>> start

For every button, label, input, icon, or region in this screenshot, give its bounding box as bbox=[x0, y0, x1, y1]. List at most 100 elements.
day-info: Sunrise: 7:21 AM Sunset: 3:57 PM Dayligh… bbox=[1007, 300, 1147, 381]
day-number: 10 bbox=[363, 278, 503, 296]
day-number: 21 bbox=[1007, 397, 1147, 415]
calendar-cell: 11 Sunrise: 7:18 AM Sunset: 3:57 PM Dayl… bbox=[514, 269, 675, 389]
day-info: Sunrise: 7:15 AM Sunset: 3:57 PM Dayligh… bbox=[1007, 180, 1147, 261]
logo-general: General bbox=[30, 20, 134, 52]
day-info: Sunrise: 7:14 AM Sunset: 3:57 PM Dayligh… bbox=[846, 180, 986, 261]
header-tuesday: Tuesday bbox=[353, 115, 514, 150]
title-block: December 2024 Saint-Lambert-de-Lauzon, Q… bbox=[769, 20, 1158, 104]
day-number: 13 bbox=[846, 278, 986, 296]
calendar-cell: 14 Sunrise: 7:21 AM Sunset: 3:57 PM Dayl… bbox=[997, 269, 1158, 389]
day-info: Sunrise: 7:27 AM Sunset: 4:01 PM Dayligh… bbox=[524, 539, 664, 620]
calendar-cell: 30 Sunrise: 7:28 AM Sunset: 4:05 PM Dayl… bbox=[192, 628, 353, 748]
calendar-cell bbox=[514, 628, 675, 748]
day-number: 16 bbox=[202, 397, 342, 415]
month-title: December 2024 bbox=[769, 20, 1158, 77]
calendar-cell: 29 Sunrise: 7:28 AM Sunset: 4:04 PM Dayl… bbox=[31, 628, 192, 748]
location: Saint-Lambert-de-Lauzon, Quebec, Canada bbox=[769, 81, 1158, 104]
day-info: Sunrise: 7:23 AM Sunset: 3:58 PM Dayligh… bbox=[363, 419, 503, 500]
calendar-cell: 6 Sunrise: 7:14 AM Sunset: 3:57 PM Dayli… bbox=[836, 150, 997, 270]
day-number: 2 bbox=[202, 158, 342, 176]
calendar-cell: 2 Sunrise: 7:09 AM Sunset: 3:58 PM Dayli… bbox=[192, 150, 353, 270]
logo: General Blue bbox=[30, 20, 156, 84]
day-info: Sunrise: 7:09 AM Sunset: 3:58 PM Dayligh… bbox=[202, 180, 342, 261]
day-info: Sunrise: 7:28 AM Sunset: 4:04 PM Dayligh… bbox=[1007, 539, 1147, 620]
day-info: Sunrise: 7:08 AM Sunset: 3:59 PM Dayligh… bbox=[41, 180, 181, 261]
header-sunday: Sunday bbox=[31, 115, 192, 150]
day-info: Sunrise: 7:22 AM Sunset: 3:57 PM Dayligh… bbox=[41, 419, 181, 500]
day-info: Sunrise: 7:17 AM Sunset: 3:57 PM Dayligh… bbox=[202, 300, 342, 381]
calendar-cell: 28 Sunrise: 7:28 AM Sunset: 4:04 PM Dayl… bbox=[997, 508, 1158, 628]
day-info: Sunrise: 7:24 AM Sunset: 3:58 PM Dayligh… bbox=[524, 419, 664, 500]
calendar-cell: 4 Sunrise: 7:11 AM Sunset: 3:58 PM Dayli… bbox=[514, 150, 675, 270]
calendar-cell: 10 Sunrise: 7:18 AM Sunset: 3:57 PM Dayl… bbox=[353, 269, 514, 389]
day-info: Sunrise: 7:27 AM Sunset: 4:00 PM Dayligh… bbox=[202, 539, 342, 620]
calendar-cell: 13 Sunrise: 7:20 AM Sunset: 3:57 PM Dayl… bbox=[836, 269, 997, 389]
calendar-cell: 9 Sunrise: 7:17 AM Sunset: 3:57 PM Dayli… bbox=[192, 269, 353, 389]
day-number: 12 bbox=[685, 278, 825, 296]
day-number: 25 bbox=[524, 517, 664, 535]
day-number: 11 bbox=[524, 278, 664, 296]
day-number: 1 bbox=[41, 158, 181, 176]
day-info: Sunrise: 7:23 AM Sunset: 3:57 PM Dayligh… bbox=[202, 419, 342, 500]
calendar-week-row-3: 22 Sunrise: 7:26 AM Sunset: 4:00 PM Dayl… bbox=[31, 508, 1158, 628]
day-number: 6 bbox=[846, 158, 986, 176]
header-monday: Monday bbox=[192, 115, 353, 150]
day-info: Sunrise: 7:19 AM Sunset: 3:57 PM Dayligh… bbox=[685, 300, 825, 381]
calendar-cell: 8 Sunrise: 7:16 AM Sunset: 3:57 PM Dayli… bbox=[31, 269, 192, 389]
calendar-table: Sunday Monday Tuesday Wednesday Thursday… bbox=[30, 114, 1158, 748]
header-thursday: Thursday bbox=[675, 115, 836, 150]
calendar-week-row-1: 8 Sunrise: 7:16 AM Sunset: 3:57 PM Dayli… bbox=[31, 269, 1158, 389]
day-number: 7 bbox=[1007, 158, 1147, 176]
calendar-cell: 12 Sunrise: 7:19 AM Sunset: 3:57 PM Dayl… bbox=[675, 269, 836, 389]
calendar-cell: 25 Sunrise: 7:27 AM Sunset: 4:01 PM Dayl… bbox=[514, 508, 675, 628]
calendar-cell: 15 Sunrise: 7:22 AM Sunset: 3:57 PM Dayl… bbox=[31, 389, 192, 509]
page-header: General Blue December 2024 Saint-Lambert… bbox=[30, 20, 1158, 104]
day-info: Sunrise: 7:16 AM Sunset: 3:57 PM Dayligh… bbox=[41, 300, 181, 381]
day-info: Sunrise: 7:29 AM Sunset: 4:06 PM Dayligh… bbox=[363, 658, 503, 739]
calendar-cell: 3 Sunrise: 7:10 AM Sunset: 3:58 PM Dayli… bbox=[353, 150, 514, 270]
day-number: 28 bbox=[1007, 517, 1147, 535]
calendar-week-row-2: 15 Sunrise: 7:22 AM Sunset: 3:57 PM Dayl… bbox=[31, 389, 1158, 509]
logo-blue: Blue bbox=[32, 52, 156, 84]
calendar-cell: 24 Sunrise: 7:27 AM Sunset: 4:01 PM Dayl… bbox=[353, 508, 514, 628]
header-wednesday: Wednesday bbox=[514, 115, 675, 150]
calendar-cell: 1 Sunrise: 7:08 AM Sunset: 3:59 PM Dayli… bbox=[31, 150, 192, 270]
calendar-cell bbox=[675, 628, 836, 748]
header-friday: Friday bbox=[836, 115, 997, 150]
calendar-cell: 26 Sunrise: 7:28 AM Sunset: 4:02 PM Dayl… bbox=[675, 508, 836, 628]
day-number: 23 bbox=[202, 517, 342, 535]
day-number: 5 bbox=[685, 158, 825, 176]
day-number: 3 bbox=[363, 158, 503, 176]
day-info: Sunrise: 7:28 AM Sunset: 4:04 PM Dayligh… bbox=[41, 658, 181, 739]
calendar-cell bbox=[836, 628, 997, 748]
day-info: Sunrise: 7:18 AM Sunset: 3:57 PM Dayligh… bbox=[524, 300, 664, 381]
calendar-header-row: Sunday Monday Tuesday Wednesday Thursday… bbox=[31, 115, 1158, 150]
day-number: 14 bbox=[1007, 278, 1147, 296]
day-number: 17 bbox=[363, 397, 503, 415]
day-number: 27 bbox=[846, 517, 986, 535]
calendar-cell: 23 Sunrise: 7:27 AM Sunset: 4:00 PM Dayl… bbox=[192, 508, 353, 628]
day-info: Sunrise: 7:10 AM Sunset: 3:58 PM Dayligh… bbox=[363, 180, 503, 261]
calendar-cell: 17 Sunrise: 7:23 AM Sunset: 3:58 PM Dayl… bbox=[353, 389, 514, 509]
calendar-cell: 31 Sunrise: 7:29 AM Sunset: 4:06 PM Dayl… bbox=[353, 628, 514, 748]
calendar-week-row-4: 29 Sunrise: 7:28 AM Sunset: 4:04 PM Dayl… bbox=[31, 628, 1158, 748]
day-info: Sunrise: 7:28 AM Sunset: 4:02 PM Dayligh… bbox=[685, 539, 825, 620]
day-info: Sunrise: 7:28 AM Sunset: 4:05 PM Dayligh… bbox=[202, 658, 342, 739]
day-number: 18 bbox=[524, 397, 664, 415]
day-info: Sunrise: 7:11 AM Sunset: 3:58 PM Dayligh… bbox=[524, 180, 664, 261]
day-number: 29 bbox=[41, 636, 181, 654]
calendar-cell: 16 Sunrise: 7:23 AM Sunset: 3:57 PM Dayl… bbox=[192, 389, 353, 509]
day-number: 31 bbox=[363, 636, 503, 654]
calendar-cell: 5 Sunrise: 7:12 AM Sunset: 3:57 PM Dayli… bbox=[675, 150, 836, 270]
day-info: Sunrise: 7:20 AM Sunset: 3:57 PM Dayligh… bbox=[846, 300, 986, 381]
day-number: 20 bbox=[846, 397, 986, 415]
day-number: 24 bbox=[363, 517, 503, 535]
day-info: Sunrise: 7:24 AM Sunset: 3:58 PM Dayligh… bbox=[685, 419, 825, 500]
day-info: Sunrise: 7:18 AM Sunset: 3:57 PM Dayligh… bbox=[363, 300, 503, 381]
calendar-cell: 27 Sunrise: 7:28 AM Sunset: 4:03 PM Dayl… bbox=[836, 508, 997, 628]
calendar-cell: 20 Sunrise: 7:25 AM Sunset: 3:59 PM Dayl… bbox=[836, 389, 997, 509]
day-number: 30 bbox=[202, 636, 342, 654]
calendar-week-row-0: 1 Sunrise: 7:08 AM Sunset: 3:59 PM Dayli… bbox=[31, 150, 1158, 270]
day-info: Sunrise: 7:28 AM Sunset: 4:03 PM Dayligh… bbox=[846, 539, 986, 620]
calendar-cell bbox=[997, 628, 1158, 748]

>> end

AIM: Print the material above word for word, starting at its very first line and ending at the line that contains "logo: General Blue bbox=[30, 20, 156, 84]", with that line included.

SOLVED EXERCISE:
For every button, label, input, icon, or region in this screenshot, give its bounding box as bbox=[x0, y0, x1, y1]. List at most 100 elements.
day-info: Sunrise: 7:21 AM Sunset: 3:57 PM Dayligh… bbox=[1007, 300, 1147, 381]
day-number: 10 bbox=[363, 278, 503, 296]
day-number: 21 bbox=[1007, 397, 1147, 415]
calendar-cell: 11 Sunrise: 7:18 AM Sunset: 3:57 PM Dayl… bbox=[514, 269, 675, 389]
day-info: Sunrise: 7:15 AM Sunset: 3:57 PM Dayligh… bbox=[1007, 180, 1147, 261]
logo-general: General bbox=[30, 20, 134, 52]
day-info: Sunrise: 7:14 AM Sunset: 3:57 PM Dayligh… bbox=[846, 180, 986, 261]
header-tuesday: Tuesday bbox=[353, 115, 514, 150]
title-block: December 2024 Saint-Lambert-de-Lauzon, Q… bbox=[769, 20, 1158, 104]
day-number: 13 bbox=[846, 278, 986, 296]
calendar-cell: 14 Sunrise: 7:21 AM Sunset: 3:57 PM Dayl… bbox=[997, 269, 1158, 389]
day-info: Sunrise: 7:27 AM Sunset: 4:01 PM Dayligh… bbox=[524, 539, 664, 620]
calendar-cell: 30 Sunrise: 7:28 AM Sunset: 4:05 PM Dayl… bbox=[192, 628, 353, 748]
calendar-cell bbox=[514, 628, 675, 748]
day-number: 16 bbox=[202, 397, 342, 415]
month-title: December 2024 bbox=[769, 20, 1158, 77]
calendar-cell: 29 Sunrise: 7:28 AM Sunset: 4:04 PM Dayl… bbox=[31, 628, 192, 748]
location: Saint-Lambert-de-Lauzon, Quebec, Canada bbox=[769, 81, 1158, 104]
day-info: Sunrise: 7:23 AM Sunset: 3:58 PM Dayligh… bbox=[363, 419, 503, 500]
calendar-cell: 6 Sunrise: 7:14 AM Sunset: 3:57 PM Dayli… bbox=[836, 150, 997, 270]
day-number: 2 bbox=[202, 158, 342, 176]
calendar-cell: 2 Sunrise: 7:09 AM Sunset: 3:58 PM Dayli… bbox=[192, 150, 353, 270]
logo: General Blue bbox=[30, 20, 156, 84]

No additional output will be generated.